— start AVAILABLE RECORDS —

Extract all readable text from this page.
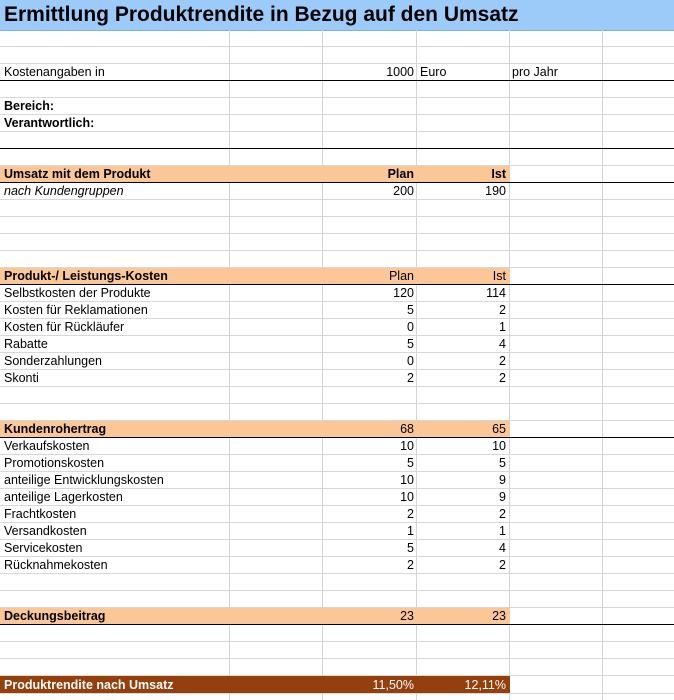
Ermittlung Produktrendite in Bezug auf den Umsatz
Kostenangaben in	1000 Euro	pro Jahr
Bereich:
Verantwortlich:
Umsatz mit dem Produkt	Plan	Ist
nach Kundengruppen	200	190
Produkt-/ Leistungs-Kosten	Plan	Ist
Selbstkosten der Produkte	120	114
Kosten für Reklamationen	5	2
Kosten für Rückläufer	0	1
Rabatte	5	4
Sonderzahlungen	0	2
Skonti	2	2
Kundenrohertrag	68	65
Verkaufskosten	10	10
Promotionskosten	5	5
anteilige Entwicklungskosten	10	9
anteilige Lagerkosten	10	9
Frachtkosten	2	2
Versandkosten	1	1
Servicekosten	5	4
Rücknahmekosten	2	2
Deckungsbeitrag	23	23
Produktrendite nach Umsatz	11,50%	12,11%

— end AVAILABLE RECORDS —

### THE TASK
Search the lines for the string "nach" and copy every line that has it.

### ANSWER IN FULL
nach Kundengruppen	200	190
Produktrendite nach Umsatz	11,50%	12,11%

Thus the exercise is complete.